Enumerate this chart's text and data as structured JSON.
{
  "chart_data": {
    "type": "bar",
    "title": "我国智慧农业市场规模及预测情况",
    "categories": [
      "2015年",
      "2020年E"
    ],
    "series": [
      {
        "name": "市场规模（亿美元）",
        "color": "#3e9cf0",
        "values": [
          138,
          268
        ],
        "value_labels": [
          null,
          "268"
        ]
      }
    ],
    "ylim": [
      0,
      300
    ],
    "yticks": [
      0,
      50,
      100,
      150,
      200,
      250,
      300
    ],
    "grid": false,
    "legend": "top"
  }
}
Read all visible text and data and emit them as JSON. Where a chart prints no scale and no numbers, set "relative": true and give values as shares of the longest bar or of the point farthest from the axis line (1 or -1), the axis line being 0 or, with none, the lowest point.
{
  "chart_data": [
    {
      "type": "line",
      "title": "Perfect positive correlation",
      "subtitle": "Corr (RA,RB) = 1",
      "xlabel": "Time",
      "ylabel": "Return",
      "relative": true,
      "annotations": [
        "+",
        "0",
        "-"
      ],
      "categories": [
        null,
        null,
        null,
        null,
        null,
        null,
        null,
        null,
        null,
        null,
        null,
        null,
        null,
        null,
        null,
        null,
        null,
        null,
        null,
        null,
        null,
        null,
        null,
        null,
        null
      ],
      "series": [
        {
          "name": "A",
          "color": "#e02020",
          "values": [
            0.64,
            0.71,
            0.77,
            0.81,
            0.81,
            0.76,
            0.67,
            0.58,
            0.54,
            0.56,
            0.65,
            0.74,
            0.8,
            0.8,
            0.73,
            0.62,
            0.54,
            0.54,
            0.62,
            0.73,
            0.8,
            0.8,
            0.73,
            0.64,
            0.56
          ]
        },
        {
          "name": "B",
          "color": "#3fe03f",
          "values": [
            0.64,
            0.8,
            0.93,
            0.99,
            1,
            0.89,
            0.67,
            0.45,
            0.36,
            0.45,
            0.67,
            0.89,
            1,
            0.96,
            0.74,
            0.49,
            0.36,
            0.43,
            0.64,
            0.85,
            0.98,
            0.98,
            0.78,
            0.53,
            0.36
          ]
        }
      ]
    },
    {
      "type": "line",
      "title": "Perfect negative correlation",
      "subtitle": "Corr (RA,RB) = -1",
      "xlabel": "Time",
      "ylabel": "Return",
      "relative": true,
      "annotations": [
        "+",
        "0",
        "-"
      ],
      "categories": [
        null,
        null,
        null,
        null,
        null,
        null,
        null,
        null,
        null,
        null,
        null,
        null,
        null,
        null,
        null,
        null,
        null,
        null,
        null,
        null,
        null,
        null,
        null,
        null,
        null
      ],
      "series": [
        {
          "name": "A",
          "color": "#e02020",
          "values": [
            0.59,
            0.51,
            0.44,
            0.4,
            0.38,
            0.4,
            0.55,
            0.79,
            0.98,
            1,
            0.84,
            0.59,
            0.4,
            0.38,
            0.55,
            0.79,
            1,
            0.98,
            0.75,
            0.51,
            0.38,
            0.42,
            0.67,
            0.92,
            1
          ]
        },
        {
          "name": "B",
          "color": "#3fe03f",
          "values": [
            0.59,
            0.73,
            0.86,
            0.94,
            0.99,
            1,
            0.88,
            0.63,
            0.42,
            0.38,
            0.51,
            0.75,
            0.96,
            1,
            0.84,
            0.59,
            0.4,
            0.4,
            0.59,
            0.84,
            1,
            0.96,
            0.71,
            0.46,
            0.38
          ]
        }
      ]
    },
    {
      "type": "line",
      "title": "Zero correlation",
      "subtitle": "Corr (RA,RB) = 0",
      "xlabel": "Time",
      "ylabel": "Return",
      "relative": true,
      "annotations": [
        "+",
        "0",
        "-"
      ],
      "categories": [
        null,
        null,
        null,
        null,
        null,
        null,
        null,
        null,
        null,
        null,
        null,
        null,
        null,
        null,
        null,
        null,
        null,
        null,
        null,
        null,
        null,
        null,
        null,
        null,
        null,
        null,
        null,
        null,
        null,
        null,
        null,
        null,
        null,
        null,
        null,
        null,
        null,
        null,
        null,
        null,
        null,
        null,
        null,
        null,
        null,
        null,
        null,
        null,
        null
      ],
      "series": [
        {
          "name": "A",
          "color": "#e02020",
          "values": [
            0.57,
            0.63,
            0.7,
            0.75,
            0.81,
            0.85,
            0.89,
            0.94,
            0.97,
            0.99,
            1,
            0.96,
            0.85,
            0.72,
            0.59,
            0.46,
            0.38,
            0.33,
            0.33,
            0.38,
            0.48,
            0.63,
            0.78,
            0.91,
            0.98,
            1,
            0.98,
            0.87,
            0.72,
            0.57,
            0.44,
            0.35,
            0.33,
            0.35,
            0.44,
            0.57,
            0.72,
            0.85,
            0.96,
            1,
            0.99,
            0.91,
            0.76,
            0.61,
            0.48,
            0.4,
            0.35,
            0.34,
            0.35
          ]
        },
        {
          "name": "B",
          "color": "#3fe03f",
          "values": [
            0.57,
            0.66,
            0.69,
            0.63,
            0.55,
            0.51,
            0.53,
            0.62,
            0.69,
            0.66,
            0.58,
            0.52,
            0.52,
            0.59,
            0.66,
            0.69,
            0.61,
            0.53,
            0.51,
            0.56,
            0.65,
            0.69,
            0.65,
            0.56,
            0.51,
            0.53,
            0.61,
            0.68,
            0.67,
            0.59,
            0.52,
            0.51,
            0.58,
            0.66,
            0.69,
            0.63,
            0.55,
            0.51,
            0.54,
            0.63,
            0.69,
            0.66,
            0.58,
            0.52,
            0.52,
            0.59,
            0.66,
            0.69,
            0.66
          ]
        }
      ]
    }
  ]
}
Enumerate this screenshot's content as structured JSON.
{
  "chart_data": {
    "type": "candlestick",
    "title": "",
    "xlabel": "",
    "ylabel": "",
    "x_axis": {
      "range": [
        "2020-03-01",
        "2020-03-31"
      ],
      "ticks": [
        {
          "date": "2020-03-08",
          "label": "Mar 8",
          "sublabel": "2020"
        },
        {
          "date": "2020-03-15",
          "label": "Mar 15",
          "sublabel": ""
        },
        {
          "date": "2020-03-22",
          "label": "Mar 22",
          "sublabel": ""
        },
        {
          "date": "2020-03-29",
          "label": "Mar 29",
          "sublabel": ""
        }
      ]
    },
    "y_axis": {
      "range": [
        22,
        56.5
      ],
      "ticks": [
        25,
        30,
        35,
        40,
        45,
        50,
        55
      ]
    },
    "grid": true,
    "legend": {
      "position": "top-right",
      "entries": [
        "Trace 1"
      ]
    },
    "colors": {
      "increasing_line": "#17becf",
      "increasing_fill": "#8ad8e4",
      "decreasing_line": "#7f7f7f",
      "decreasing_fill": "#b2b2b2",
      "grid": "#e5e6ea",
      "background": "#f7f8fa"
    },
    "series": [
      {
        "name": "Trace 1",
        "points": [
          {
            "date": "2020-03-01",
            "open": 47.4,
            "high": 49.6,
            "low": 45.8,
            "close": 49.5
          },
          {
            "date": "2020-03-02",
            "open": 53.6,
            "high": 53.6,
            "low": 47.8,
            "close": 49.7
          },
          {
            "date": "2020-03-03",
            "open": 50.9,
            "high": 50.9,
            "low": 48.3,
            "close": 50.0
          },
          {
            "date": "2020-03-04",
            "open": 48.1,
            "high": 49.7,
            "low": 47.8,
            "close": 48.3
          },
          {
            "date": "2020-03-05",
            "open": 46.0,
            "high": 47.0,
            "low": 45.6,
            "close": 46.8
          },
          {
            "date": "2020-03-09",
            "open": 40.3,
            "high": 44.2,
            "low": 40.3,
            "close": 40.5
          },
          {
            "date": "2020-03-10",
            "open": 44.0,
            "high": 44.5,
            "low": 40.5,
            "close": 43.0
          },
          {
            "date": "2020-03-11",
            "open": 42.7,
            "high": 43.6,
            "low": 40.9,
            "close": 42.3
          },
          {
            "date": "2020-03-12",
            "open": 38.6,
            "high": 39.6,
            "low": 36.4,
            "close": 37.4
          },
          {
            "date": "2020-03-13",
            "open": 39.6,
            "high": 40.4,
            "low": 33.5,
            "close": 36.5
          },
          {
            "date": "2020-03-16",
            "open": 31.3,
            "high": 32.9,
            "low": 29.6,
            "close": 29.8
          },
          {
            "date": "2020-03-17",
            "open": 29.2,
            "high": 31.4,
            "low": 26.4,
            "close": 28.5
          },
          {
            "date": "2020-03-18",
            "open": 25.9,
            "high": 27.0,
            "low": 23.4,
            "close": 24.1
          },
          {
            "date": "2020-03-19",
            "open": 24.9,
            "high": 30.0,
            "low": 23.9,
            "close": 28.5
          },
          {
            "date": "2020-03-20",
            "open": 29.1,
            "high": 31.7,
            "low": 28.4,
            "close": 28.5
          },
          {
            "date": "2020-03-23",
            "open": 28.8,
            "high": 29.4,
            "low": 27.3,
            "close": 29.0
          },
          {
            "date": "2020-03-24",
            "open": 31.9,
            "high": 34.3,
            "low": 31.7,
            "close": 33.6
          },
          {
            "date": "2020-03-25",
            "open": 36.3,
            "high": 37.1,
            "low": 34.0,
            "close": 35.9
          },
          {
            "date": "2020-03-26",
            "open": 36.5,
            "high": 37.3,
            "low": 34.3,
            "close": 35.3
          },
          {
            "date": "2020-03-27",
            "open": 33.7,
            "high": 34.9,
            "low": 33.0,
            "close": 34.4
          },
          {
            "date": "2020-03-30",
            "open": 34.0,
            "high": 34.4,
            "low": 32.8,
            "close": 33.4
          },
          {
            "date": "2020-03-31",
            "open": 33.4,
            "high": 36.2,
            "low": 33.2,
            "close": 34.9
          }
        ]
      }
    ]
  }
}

#### Given instruction
Locate and copy each line in the data above that includes the word "Enumerate".

#### Answer for this exercise
Enumerate this chart's text and data as structured JSON.
Enumerate this screenshot's content as structured JSON.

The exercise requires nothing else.